- Opening Delimiter -
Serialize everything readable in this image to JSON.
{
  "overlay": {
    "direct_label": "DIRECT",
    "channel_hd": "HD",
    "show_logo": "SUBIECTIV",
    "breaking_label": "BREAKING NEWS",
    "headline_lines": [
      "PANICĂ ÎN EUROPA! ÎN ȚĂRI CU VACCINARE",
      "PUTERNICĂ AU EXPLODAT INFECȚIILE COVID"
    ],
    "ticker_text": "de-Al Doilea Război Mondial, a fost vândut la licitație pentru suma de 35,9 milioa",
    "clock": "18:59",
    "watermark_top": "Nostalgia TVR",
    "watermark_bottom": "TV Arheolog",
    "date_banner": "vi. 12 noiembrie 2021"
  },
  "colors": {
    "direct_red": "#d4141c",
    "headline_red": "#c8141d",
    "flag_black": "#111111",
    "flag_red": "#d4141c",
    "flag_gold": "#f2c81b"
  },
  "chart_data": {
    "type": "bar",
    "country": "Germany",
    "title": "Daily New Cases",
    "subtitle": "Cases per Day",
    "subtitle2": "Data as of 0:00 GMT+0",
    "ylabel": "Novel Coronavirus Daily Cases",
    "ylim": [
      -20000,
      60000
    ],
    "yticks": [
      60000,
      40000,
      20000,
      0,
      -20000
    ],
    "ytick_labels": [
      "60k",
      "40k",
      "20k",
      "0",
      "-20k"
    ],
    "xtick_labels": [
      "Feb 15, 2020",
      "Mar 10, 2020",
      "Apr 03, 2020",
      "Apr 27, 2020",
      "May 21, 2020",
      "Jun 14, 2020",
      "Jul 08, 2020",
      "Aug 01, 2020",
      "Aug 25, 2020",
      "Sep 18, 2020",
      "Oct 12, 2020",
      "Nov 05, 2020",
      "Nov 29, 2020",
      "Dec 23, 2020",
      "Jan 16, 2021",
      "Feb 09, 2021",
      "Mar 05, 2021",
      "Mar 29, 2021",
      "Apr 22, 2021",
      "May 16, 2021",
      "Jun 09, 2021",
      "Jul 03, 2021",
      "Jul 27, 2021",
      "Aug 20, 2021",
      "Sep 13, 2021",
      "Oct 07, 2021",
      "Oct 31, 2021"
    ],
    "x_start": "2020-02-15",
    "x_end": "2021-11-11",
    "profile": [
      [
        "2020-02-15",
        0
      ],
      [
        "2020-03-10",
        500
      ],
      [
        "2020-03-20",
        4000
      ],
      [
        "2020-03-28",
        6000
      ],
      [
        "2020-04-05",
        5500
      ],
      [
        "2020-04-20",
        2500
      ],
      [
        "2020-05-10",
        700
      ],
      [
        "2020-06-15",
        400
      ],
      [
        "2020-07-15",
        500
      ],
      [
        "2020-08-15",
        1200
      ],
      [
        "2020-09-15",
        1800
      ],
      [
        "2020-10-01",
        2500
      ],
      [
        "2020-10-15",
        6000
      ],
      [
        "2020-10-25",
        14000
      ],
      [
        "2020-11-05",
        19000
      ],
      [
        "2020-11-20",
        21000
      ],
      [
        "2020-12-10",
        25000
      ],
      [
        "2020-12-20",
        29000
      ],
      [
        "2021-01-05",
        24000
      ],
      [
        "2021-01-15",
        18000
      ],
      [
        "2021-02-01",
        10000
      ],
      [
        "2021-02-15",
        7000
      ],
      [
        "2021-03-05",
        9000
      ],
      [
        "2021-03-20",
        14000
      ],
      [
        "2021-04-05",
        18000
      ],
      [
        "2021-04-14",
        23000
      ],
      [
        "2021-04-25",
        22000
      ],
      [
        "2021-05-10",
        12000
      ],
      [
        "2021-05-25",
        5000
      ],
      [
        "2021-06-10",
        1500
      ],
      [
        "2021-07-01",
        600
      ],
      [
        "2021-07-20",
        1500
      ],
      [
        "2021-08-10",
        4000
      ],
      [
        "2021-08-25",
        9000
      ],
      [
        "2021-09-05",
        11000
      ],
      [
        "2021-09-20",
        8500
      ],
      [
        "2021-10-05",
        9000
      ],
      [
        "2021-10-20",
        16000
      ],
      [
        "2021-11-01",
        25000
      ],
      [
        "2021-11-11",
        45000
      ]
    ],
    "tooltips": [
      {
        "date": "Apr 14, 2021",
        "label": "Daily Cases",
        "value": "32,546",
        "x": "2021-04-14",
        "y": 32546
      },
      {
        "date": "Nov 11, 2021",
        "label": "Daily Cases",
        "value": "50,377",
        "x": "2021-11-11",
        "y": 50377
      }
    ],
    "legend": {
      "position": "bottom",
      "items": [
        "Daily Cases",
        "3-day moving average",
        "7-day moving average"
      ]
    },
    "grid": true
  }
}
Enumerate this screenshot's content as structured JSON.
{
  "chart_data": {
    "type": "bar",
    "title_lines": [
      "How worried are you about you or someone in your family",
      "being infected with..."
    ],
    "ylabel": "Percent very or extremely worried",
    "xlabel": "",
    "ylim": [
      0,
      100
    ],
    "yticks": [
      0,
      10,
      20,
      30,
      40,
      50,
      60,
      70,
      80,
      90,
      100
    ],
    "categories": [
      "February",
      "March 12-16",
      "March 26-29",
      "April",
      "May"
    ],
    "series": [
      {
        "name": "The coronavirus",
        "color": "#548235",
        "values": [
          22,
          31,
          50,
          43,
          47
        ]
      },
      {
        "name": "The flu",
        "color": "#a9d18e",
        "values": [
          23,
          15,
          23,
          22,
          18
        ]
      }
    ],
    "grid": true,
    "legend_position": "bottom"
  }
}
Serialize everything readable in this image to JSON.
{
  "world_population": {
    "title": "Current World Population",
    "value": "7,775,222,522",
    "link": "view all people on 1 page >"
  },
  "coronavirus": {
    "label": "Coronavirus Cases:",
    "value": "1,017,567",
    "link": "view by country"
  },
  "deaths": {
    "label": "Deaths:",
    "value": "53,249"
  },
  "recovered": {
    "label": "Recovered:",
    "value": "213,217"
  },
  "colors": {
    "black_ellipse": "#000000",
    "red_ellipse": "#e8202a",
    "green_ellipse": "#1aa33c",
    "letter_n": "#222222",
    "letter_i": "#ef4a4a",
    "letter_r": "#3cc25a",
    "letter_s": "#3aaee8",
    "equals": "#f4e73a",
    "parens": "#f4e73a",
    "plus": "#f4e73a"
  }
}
- Closing Delimiter -
PROBLEM ::
With no word added or dropped, repeat the entire listing.

SOLUTION FOR THIS EXERCISE ::
Serialize everything readable in this image to JSON.
{
  "overlay": {
    "direct_label": "DIRECT",
    "channel_hd": "HD",
    "show_logo": "SUBIECTIV",
    "breaking_label": "BREAKING NEWS",
    "headline_lines": [
      "PANICĂ ÎN EUROPA! ÎN ȚĂRI CU VACCINARE",
      "PUTERNICĂ AU EXPLODAT INFECȚIILE COVID"
    ],
    "ticker_text": "de-Al Doilea Război Mondial, a fost vândut la licitație pentru suma de 35,9 milioa",
    "clock": "18:59",
    "watermark_top": "Nostalgia TVR",
    "watermark_bottom": "TV Arheolog",
    "date_banner": "vi. 12 noiembrie 2021"
  },
  "colors": {
    "direct_red": "#d4141c",
    "headline_red": "#c8141d",
    "flag_black": "#111111",
    "flag_red": "#d4141c",
    "flag_gold": "#f2c81b"
  },
  "chart_data": {
    "type": "bar",
    "country": "Germany",
    "title": "Daily New Cases",
    "subtitle": "Cases per Day",
    "subtitle2": "Data as of 0:00 GMT+0",
    "ylabel": "Novel Coronavirus Daily Cases",
    "ylim": [
      -20000,
      60000
    ],
    "yticks": [
      60000,
      40000,
      20000,
      0,
      -20000
    ],
    "ytick_labels": [
      "60k",
      "40k",
      "20k",
      "0",
      "-20k"
    ],
    "xtick_labels": [
      "Feb 15, 2020",
      "Mar 10, 2020",
      "Apr 03, 2020",
      "Apr 27, 2020",
      "May 21, 2020",
      "Jun 14, 2020",
      "Jul 08, 2020",
      "Aug 01, 2020",
      "Aug 25, 2020",
      "Sep 18, 2020",
      "Oct 12, 2020",
      "Nov 05, 2020",
      "Nov 29, 2020",
      "Dec 23, 2020",
      "Jan 16, 2021",
      "Feb 09, 2021",
      "Mar 05, 2021",
      "Mar 29, 2021",
      "Apr 22, 2021",
      "May 16, 2021",
      "Jun 09, 2021",
      "Jul 03, 2021",
      "Jul 27, 2021",
      "Aug 20, 2021",
      "Sep 13, 2021",
      "Oct 07, 2021",
      "Oct 31, 2021"
    ],
    "x_start": "2020-02-15",
    "x_end": "2021-11-11",
    "profile": [
      [
        "2020-02-15",
        0
      ],
      [
        "2020-03-10",
        500
      ],
      [
        "2020-03-20",
        4000
      ],
      [
        "2020-03-28",
        6000
      ],
      [
        "2020-04-05",
        5500
      ],
      [
        "2020-04-20",
        2500
      ],
      [
        "2020-05-10",
        700
      ],
      [
        "2020-06-15",
        400
      ],
      [
        "2020-07-15",
        500
      ],
      [
        "2020-08-15",
        1200
      ],
      [
        "2020-09-15",
        1800
      ],
      [
        "2020-10-01",
        2500
      ],
      [
        "2020-10-15",
        6000
      ],
      [
        "2020-10-25",
        14000
      ],
      [
        "2020-11-05",
        19000
      ],
      [
        "2020-11-20",
        21000
      ],
      [
        "2020-12-10",
        25000
      ],
      [
        "2020-12-20",
        29000
      ],
      [
        "2021-01-05",
        24000
      ],
      [
        "2021-01-15",
        18000
      ],
      [
        "2021-02-01",
        10000
      ],
      [
        "2021-02-15",
        7000
      ],
      [
        "2021-03-05",
        9000
      ],
      [
        "2021-03-20",
        14000
      ],
      [
        "2021-04-05",
        18000
      ],
      [
        "2021-04-14",
        23000
      ],
      [
        "2021-04-25",
        22000
      ],
      [
        "2021-05-10",
        12000
      ],
      [
        "2021-05-25",
        5000
      ],
      [
        "2021-06-10",
        1500
      ],
      [
        "2021-07-01",
        600
      ],
      [
        "2021-07-20",
        1500
      ],
      [
        "2021-08-10",
        4000
      ],
      [
        "2021-08-25",
        9000
      ],
      [
        "2021-09-05",
        11000
      ],
      [
        "2021-09-20",
        8500
      ],
      [
        "2021-10-05",
        9000
      ],
      [
        "2021-10-20",
        16000
      ],
      [
        "2021-11-01",
        25000
      ],
      [
        "2021-11-11",
        45000
      ]
    ],
    "tooltips": [
      {
        "date": "Apr 14, 2021",
        "label": "Daily Cases",
        "value": "32,546",
        "x": "2021-04-14",
        "y": 32546
      },
      {
        "date": "Nov 11, 2021",
        "label": "Daily Cases",
        "value": "50,377",
        "x": "2021-11-11",
        "y": 50377
      }
    ],
    "legend": {
      "position": "bottom",
      "items": [
        "Daily Cases",
        "3-day moving average",
        "7-day moving average"
      ]
    },
    "grid": true
  }
}
Enumerate this screenshot's content as structured JSON.
{
  "chart_data": {
    "type": "bar",
    "title_lines": [
      "How worried are you about you or someone in your family",
      "being infected with..."
    ],
    "ylabel": "Percent very or extremely worried",
    "xlabel": "",
    "ylim": [
      0,
      100
    ],
    "yticks": [
      0,
      10,
      20,
      30,
      40,
      50,
      60,
      70,
      80,
      90,
      100
    ],
    "categories": [
      "February",
      "March 12-16",
      "March 26-29",
      "April",
      "May"
    ],
    "series": [
      {
        "name": "The coronavirus",
        "color": "#548235",
        "values": [
          22,
          31,
          50,
          43,
          47
        ]
      },
      {
        "name": "The flu",
        "color": "#a9d18e",
        "values": [
          23,
          15,
          23,
          22,
          18
        ]
      }
    ],
    "grid": true,
    "legend_position": "bottom"
  }
}
Serialize everything readable in this image to JSON.
{
  "world_population": {
    "title": "Current World Population",
    "value": "7,775,222,522",
    "link": "view all people on 1 page >"
  },
  "coronavirus": {
    "label": "Coronavirus Cases:",
    "value": "1,017,567",
    "link": "view by country"
  },
  "deaths": {
    "label": "Deaths:",
    "value": "53,249"
  },
  "recovered": {
    "label": "Recovered:",
    "value": "213,217"
  },
  "colors": {
    "black_ellipse": "#000000",
    "red_ellipse": "#e8202a",
    "green_ellipse": "#1aa33c",
    "letter_n": "#222222",
    "letter_i": "#ef4a4a",
    "letter_r": "#3cc25a",
    "letter_s": "#3aaee8",
    "equals": "#f4e73a",
    "parens": "#f4e73a",
    "plus": "#f4e73a"
  }
}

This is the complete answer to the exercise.